**Text passage**.
•••••

# West Point Cadet: Texting while marching



## Beagle (May 25, 2016)

At about the 50 sec mark you'll see a cadet texting while marching.





__ https://www.facebook.com/video.php?v=10153524031556232


----------



## Ooh-Rah (May 25, 2016)

BWAHAHAHA !

She better hope not.


----------



## Beagle (May 25, 2016)

Must be getting directions on the map app.


----------



## Marine0311 (May 26, 2016)

HA
HA
HA
HA
HA
HA

Nasty all the way.


----------



## Brill (May 26, 2016)

Pinterest


----------



## Ooh-Rah (May 26, 2016)

I Googled "Texting C..." and "cadet" came right up as an autofill.  All the main players have picked up on this.  Fox, Cnn, etc.

She was marching to her graduation ceremony - Of course "the internet" is outraged, but when isn't it these days?    My only comment is this, where is the personal self discipline?  

Personal story, it has been nearly 25 years but I still remember marching from the baracks to the parade ground for Marine Corps graduation.  I had to sneeze so bad, but I nearly gave myself a stroke trying to suppress that SOB.
To be fair, that was probably less to do with self-discipline and more to do with fear.  Fear of being singled out by a Drill Instructor for being an undisciplined recruit who would sneeze near the enemy and get all my buddies....yada...yada...yada.

Obviously she had no such fear of being undisciplined in ranks.  That disappoints me for some reason.

•••••

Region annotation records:
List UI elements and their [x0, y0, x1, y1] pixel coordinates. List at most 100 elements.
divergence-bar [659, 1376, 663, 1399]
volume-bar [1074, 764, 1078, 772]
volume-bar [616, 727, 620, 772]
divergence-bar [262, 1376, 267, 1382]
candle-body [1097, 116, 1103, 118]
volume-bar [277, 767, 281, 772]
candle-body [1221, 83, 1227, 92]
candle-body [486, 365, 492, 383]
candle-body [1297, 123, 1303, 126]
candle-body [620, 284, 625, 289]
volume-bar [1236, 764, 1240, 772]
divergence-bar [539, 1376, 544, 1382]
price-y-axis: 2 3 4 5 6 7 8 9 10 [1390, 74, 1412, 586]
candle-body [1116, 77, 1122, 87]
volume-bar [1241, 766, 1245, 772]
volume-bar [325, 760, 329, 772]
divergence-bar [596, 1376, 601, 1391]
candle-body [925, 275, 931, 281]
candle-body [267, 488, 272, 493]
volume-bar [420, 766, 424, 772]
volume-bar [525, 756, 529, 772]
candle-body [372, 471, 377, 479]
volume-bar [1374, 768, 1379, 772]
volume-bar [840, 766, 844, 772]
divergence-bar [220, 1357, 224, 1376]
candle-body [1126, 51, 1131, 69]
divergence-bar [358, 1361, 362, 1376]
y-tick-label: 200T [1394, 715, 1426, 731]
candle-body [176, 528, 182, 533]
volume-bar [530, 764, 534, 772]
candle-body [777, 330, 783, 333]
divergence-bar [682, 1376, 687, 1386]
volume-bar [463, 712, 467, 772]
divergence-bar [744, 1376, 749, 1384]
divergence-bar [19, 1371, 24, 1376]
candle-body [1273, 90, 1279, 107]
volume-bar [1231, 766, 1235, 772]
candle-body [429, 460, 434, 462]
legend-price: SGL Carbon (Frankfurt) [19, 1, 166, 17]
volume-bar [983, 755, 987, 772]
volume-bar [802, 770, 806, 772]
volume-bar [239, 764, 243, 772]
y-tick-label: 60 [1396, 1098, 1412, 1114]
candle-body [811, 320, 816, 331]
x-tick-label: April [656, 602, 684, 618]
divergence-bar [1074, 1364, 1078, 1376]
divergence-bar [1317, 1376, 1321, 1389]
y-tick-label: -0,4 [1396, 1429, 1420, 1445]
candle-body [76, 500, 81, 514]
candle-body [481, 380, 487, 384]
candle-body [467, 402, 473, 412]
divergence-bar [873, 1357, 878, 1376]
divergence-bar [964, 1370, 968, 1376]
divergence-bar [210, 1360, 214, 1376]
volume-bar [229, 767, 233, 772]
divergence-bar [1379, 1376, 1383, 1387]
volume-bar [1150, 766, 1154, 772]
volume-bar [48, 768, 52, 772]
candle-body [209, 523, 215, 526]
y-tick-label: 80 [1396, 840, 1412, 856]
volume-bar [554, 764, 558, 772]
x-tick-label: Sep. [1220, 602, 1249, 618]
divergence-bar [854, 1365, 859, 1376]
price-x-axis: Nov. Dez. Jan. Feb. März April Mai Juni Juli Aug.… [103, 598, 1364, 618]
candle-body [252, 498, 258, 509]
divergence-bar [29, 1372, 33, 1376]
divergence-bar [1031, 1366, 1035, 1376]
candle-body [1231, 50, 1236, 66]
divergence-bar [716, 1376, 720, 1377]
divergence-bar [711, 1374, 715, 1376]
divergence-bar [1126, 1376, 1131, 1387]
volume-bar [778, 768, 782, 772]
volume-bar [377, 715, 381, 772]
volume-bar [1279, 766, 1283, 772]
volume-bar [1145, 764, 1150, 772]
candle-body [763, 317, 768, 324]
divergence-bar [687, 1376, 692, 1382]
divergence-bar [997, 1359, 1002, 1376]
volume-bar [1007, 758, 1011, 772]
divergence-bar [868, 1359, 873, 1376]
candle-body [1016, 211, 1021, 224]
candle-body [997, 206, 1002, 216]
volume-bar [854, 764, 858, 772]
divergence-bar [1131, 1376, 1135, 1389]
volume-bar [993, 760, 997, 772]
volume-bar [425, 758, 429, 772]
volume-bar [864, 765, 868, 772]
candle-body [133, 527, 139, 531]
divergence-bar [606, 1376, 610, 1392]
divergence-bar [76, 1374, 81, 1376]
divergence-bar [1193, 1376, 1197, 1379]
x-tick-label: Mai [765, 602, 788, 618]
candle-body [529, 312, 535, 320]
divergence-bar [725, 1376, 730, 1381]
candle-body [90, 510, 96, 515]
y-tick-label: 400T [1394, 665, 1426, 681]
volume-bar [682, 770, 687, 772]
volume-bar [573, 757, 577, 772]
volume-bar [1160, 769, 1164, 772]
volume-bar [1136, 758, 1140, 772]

•••••

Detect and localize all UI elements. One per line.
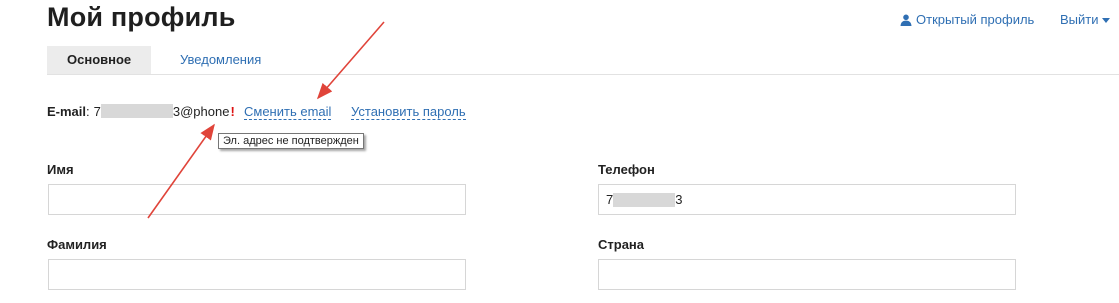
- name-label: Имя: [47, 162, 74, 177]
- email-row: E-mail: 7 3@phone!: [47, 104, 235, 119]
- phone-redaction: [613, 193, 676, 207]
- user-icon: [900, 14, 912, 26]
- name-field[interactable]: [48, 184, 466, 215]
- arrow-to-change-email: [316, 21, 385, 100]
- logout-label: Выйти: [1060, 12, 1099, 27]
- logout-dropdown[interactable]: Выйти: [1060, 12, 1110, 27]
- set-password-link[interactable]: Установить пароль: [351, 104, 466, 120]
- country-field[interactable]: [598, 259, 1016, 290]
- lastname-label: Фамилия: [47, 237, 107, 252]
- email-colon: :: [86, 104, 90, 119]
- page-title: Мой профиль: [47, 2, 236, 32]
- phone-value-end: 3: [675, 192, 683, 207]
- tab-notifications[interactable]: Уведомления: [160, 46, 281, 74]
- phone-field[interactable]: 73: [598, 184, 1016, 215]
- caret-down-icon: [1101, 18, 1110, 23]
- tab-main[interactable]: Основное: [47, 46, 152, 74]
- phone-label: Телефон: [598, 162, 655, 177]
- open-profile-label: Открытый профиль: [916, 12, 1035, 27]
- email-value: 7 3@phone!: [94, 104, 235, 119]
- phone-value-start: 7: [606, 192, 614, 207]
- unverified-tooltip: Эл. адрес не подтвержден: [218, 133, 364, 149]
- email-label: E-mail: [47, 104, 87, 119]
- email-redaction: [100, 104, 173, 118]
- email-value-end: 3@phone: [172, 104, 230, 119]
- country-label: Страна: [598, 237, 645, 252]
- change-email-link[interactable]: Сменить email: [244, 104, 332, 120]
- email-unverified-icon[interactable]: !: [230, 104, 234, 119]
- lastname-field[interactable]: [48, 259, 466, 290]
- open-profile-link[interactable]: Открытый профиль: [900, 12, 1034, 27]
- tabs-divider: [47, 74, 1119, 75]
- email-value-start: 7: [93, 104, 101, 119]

•••••

Please answer these questions about the forum thread on the cadet texting while marching:
(a) At about what point in the video does the cadet appear texting?
(b) According to the May 26 post by Ooh-Rah, where was she marching to?
(c) How long ago does Ooh-Rah say the Marine Corps graduation march took place?

(a) At about the 50-second mark.
(b) To her graduation ceremony.
(c) Nearly 25 years ago.